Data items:
= = = = =

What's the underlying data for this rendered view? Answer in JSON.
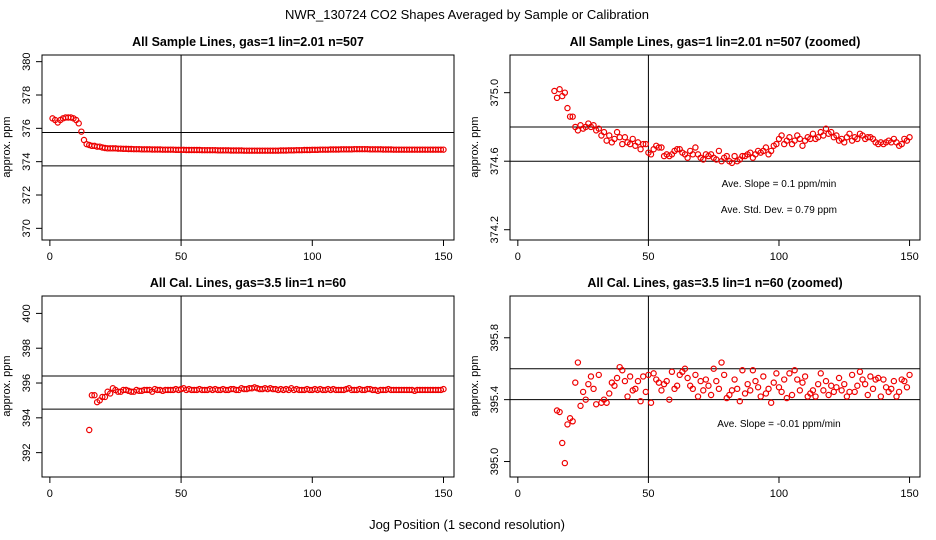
{
  "figure": {
    "title": "NWR_130724  CO2 Shapes Averaged by Sample or Calibration",
    "xlabel": "Jog Position (1 second resolution)"
  },
  "colors": {
    "points": "#ee0000",
    "axes": "#000000",
    "background": "#ffffff"
  },
  "chart_data": [
    {
      "type": "scatter",
      "title": "All Sample Lines, gas=1 lin=2.01 n=507",
      "ylabel": "approx. ppm",
      "xlim": [
        -3,
        154
      ],
      "ylim": [
        369.3,
        380.4
      ],
      "xticks": [
        0,
        50,
        100,
        150
      ],
      "yticks": [
        370,
        372,
        374,
        376,
        378,
        380
      ],
      "vline": 50,
      "hlines": [
        373.75,
        375.75
      ],
      "annotations": [],
      "x": [
        1,
        2,
        3,
        4,
        5,
        6,
        7,
        8,
        9,
        10,
        11,
        12,
        13,
        14,
        15,
        16,
        17,
        18,
        19,
        20,
        21,
        22,
        23,
        24,
        25,
        26,
        27,
        28,
        29,
        30,
        31,
        32,
        33,
        34,
        35,
        36,
        37,
        38,
        39,
        40,
        41,
        42,
        43,
        44,
        45,
        46,
        47,
        48,
        49,
        50,
        51,
        52,
        53,
        54,
        55,
        56,
        57,
        58,
        59,
        60,
        61,
        62,
        63,
        64,
        65,
        66,
        67,
        68,
        69,
        70,
        71,
        72,
        73,
        74,
        75,
        76,
        77,
        78,
        79,
        80,
        81,
        82,
        83,
        84,
        85,
        86,
        87,
        88,
        89,
        90,
        91,
        92,
        93,
        94,
        95,
        96,
        97,
        98,
        99,
        100,
        101,
        102,
        103,
        104,
        105,
        106,
        107,
        108,
        109,
        110,
        111,
        112,
        113,
        114,
        115,
        116,
        117,
        118,
        119,
        120,
        121,
        122,
        123,
        124,
        125,
        126,
        127,
        128,
        129,
        130,
        131,
        132,
        133,
        134,
        135,
        136,
        137,
        138,
        139,
        140,
        141,
        142,
        143,
        144,
        145,
        146,
        147,
        148,
        149,
        150
      ],
      "y": [
        376.6,
        376.5,
        376.35,
        376.5,
        376.6,
        376.65,
        376.65,
        376.65,
        376.6,
        376.5,
        376.3,
        375.8,
        375.3,
        375.05,
        375.0,
        374.95,
        374.95,
        374.9,
        374.9,
        374.85,
        374.82,
        374.8,
        374.8,
        374.8,
        374.8,
        374.78,
        374.78,
        374.77,
        374.77,
        374.76,
        374.76,
        374.75,
        374.75,
        374.75,
        374.74,
        374.74,
        374.74,
        374.74,
        374.73,
        374.73,
        374.73,
        374.73,
        374.72,
        374.72,
        374.72,
        374.72,
        374.72,
        374.71,
        374.71,
        374.71,
        374.71,
        374.7,
        374.7,
        374.7,
        374.7,
        374.7,
        374.7,
        374.69,
        374.69,
        374.69,
        374.69,
        374.69,
        374.69,
        374.68,
        374.68,
        374.68,
        374.68,
        374.68,
        374.67,
        374.67,
        374.67,
        374.67,
        374.67,
        374.66,
        374.66,
        374.66,
        374.66,
        374.66,
        374.66,
        374.66,
        374.66,
        374.66,
        374.66,
        374.66,
        374.66,
        374.66,
        374.66,
        374.67,
        374.67,
        374.67,
        374.68,
        374.68,
        374.68,
        374.69,
        374.69,
        374.69,
        374.7,
        374.7,
        374.7,
        374.71,
        374.71,
        374.71,
        374.72,
        374.72,
        374.72,
        374.72,
        374.73,
        374.73,
        374.73,
        374.73,
        374.74,
        374.74,
        374.74,
        374.74,
        374.74,
        374.75,
        374.75,
        374.75,
        374.75,
        374.75,
        374.75,
        374.74,
        374.74,
        374.74,
        374.74,
        374.74,
        374.73,
        374.73,
        374.73,
        374.73,
        374.72,
        374.72,
        374.72,
        374.72,
        374.72,
        374.72,
        374.72,
        374.72,
        374.72,
        374.72,
        374.72,
        374.72,
        374.72,
        374.72,
        374.72,
        374.72,
        374.72,
        374.72,
        374.72,
        374.72
      ]
    },
    {
      "type": "scatter",
      "title": "All Sample Lines, gas=1 lin=2.01 n=507 (zoomed)",
      "ylabel": "approx. ppm",
      "xlim": [
        -3,
        154
      ],
      "ylim": [
        374.14,
        375.22
      ],
      "xticks": [
        0,
        50,
        100,
        150
      ],
      "yticks": [
        374.2,
        374.6,
        375.0
      ],
      "vline": 50,
      "hlines": [
        374.6,
        374.8
      ],
      "annotations": [
        "Ave. Slope = 0.1  ppm/min",
        "Ave. Std. Dev. =  0.79  ppm"
      ],
      "x": [
        14,
        15,
        16,
        17,
        18,
        19,
        20,
        21,
        22,
        23,
        24,
        25,
        26,
        27,
        28,
        29,
        30,
        31,
        32,
        33,
        34,
        35,
        36,
        37,
        38,
        39,
        40,
        41,
        42,
        43,
        44,
        45,
        46,
        47,
        48,
        49,
        50,
        51,
        52,
        53,
        54,
        55,
        56,
        57,
        58,
        59,
        60,
        61,
        62,
        63,
        64,
        65,
        66,
        67,
        68,
        69,
        70,
        71,
        72,
        73,
        74,
        75,
        76,
        77,
        78,
        79,
        80,
        81,
        82,
        83,
        84,
        85,
        86,
        87,
        88,
        89,
        90,
        91,
        92,
        93,
        94,
        95,
        96,
        97,
        98,
        99,
        100,
        101,
        102,
        103,
        104,
        105,
        106,
        107,
        108,
        109,
        110,
        111,
        112,
        113,
        114,
        115,
        116,
        117,
        118,
        119,
        120,
        121,
        122,
        123,
        124,
        125,
        126,
        127,
        128,
        129,
        130,
        131,
        132,
        133,
        134,
        135,
        136,
        137,
        138,
        139,
        140,
        141,
        142,
        143,
        144,
        145,
        146,
        147,
        148,
        149,
        150
      ],
      "y": [
        375.01,
        374.97,
        375.02,
        374.98,
        375.0,
        374.91,
        374.86,
        374.86,
        374.8,
        374.78,
        374.81,
        374.79,
        374.8,
        374.82,
        374.8,
        374.81,
        374.78,
        374.79,
        374.75,
        374.77,
        374.72,
        374.75,
        374.71,
        374.73,
        374.77,
        374.74,
        374.7,
        374.74,
        374.71,
        374.7,
        374.73,
        374.69,
        374.71,
        374.67,
        374.7,
        374.7,
        374.65,
        374.64,
        374.67,
        374.69,
        374.68,
        374.68,
        374.63,
        374.64,
        374.63,
        374.64,
        374.66,
        374.67,
        374.67,
        374.65,
        374.64,
        374.62,
        374.66,
        374.64,
        374.68,
        374.64,
        374.62,
        374.61,
        374.64,
        374.63,
        374.64,
        374.62,
        374.61,
        374.66,
        374.6,
        374.62,
        374.63,
        374.6,
        374.59,
        374.63,
        374.6,
        374.61,
        374.63,
        374.63,
        374.64,
        374.65,
        374.62,
        374.64,
        374.66,
        374.65,
        374.66,
        374.68,
        374.64,
        374.66,
        374.69,
        374.7,
        374.73,
        374.75,
        374.7,
        374.72,
        374.74,
        374.7,
        374.72,
        374.75,
        374.73,
        374.69,
        374.72,
        374.74,
        374.73,
        374.76,
        374.73,
        374.74,
        374.77,
        374.75,
        374.79,
        374.76,
        374.77,
        374.74,
        374.75,
        374.72,
        374.73,
        374.71,
        374.74,
        374.76,
        374.72,
        374.74,
        374.73,
        374.76,
        374.75,
        374.73,
        374.74,
        374.74,
        374.73,
        374.71,
        374.7,
        374.71,
        374.7,
        374.71,
        374.72,
        374.71,
        374.73,
        374.71,
        374.69,
        374.7,
        374.73,
        374.72,
        374.74
      ]
    },
    {
      "type": "scatter",
      "title": "All Cal. Lines, gas=3.5 lin=1 n=60",
      "ylabel": "approx. ppm",
      "xlim": [
        -3,
        154
      ],
      "ylim": [
        390.6,
        401.0
      ],
      "xticks": [
        0,
        50,
        100,
        150
      ],
      "yticks": [
        392,
        394,
        396,
        398,
        400
      ],
      "vline": 50,
      "hlines": [
        394.5,
        396.4
      ],
      "annotations": [],
      "x": [
        15,
        16,
        17,
        18,
        19,
        20,
        21,
        22,
        23,
        24,
        25,
        26,
        27,
        28,
        29,
        30,
        31,
        32,
        33,
        34,
        35,
        36,
        37,
        38,
        39,
        40,
        41,
        42,
        43,
        44,
        45,
        46,
        47,
        48,
        49,
        50,
        51,
        52,
        53,
        54,
        55,
        56,
        57,
        58,
        59,
        60,
        61,
        62,
        63,
        64,
        65,
        66,
        67,
        68,
        69,
        70,
        71,
        72,
        73,
        74,
        75,
        76,
        77,
        78,
        79,
        80,
        81,
        82,
        83,
        84,
        85,
        86,
        87,
        88,
        89,
        90,
        91,
        92,
        93,
        94,
        95,
        96,
        97,
        98,
        99,
        100,
        101,
        102,
        103,
        104,
        105,
        106,
        107,
        108,
        109,
        110,
        111,
        112,
        113,
        114,
        115,
        116,
        117,
        118,
        119,
        120,
        121,
        122,
        123,
        124,
        125,
        126,
        127,
        128,
        129,
        130,
        131,
        132,
        133,
        134,
        135,
        136,
        137,
        138,
        139,
        140,
        141,
        142,
        143,
        144,
        145,
        146,
        147,
        148,
        149,
        150
      ],
      "y": [
        393.3,
        395.3,
        395.3,
        394.9,
        395.0,
        395.2,
        395.2,
        395.5,
        395.4,
        395.7,
        395.6,
        395.5,
        395.5,
        395.6,
        395.6,
        395.55,
        395.5,
        395.5,
        395.6,
        395.55,
        395.55,
        395.6,
        395.6,
        395.6,
        395.5,
        395.65,
        395.6,
        395.6,
        395.55,
        395.6,
        395.6,
        395.6,
        395.6,
        395.65,
        395.6,
        395.65,
        395.7,
        395.6,
        395.65,
        395.6,
        395.6,
        395.6,
        395.65,
        395.6,
        395.6,
        395.6,
        395.65,
        395.6,
        395.65,
        395.6,
        395.6,
        395.65,
        395.6,
        395.6,
        395.65,
        395.65,
        395.6,
        395.6,
        395.7,
        395.65,
        395.65,
        395.7,
        395.7,
        395.75,
        395.7,
        395.65,
        395.65,
        395.7,
        395.65,
        395.7,
        395.65,
        395.65,
        395.6,
        395.65,
        395.6,
        395.65,
        395.6,
        395.7,
        395.6,
        395.65,
        395.6,
        395.6,
        395.6,
        395.65,
        395.6,
        395.6,
        395.65,
        395.6,
        395.65,
        395.6,
        395.6,
        395.65,
        395.6,
        395.65,
        395.6,
        395.6,
        395.6,
        395.6,
        395.65,
        395.7,
        395.6,
        395.6,
        395.6,
        395.65,
        395.6,
        395.6,
        395.65,
        395.65,
        395.6,
        395.6,
        395.55,
        395.6,
        395.6,
        395.6,
        395.65,
        395.6,
        395.6,
        395.6,
        395.6,
        395.6,
        395.6,
        395.6,
        395.6,
        395.6,
        395.55,
        395.6,
        395.6,
        395.6,
        395.6,
        395.6,
        395.6,
        395.6,
        395.6,
        395.6,
        395.6,
        395.65
      ]
    },
    {
      "type": "scatter",
      "title": "All Cal. Lines, gas=3.5 lin=1 n=60 (zoomed)",
      "ylabel": "approx. ppm",
      "xlim": [
        -3,
        154
      ],
      "ylim": [
        394.9,
        396.07
      ],
      "xticks": [
        0,
        50,
        100,
        150
      ],
      "yticks": [
        395.0,
        395.4,
        395.8
      ],
      "vline": 50,
      "hlines": [
        395.4,
        395.6
      ],
      "annotations": [
        "Ave. Slope =  -0.01  ppm/min"
      ],
      "x": [
        15,
        16,
        17,
        18,
        19,
        20,
        21,
        22,
        23,
        24,
        25,
        26,
        27,
        28,
        29,
        30,
        31,
        32,
        33,
        34,
        35,
        36,
        37,
        38,
        39,
        40,
        41,
        42,
        43,
        44,
        45,
        46,
        47,
        48,
        49,
        50,
        51,
        52,
        53,
        54,
        55,
        56,
        57,
        58,
        59,
        60,
        61,
        62,
        63,
        64,
        65,
        66,
        67,
        68,
        69,
        70,
        71,
        72,
        73,
        74,
        75,
        76,
        77,
        78,
        79,
        80,
        81,
        82,
        83,
        84,
        85,
        86,
        87,
        88,
        89,
        90,
        91,
        92,
        93,
        94,
        95,
        96,
        97,
        98,
        99,
        100,
        101,
        102,
        103,
        104,
        105,
        106,
        107,
        108,
        109,
        110,
        111,
        112,
        113,
        114,
        115,
        116,
        117,
        118,
        119,
        120,
        121,
        122,
        123,
        124,
        125,
        126,
        127,
        128,
        129,
        130,
        131,
        132,
        133,
        134,
        135,
        136,
        137,
        138,
        139,
        140,
        141,
        142,
        143,
        144,
        145,
        146,
        147,
        148,
        149,
        150
      ],
      "y": [
        395.33,
        395.32,
        395.12,
        394.99,
        395.24,
        395.28,
        395.26,
        395.51,
        395.64,
        395.36,
        395.45,
        395.4,
        395.5,
        395.55,
        395.47,
        395.37,
        395.56,
        395.38,
        395.4,
        395.38,
        395.44,
        395.51,
        395.49,
        395.54,
        395.61,
        395.59,
        395.52,
        395.42,
        395.55,
        395.46,
        395.47,
        395.52,
        395.39,
        395.55,
        395.45,
        395.56,
        395.38,
        395.57,
        395.53,
        395.51,
        395.46,
        395.5,
        395.52,
        395.4,
        395.58,
        395.47,
        395.49,
        395.56,
        395.58,
        395.6,
        395.54,
        395.49,
        395.47,
        395.56,
        395.42,
        395.52,
        395.46,
        395.53,
        395.49,
        395.43,
        395.6,
        395.52,
        395.47,
        395.64,
        395.56,
        395.41,
        395.43,
        395.46,
        395.53,
        395.47,
        395.39,
        395.59,
        395.44,
        395.5,
        395.46,
        395.59,
        395.52,
        395.48,
        395.42,
        395.55,
        395.44,
        395.47,
        395.38,
        395.51,
        395.57,
        395.48,
        395.45,
        395.53,
        395.41,
        395.57,
        395.43,
        395.59,
        395.53,
        395.46,
        395.51,
        395.55,
        395.42,
        395.44,
        395.46,
        395.42,
        395.5,
        395.57,
        395.46,
        395.52,
        395.43,
        395.49,
        395.45,
        395.48,
        395.54,
        395.46,
        395.5,
        395.42,
        395.45,
        395.56,
        395.45,
        395.49,
        395.58,
        395.53,
        395.5,
        395.43,
        395.55,
        395.47,
        395.53,
        395.54,
        395.42,
        395.53,
        395.48,
        395.45,
        395.47,
        395.52,
        395.42,
        395.45,
        395.53,
        395.52,
        395.48,
        395.56
      ]
    }
  ]
}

= = = = =

Written request:
Search the data for "Slope". Copy every line that has it.

Written reply:
        "Ave. Slope = 0.1  ppm/min",
        "Ave. Slope =  -0.01  ppm/min"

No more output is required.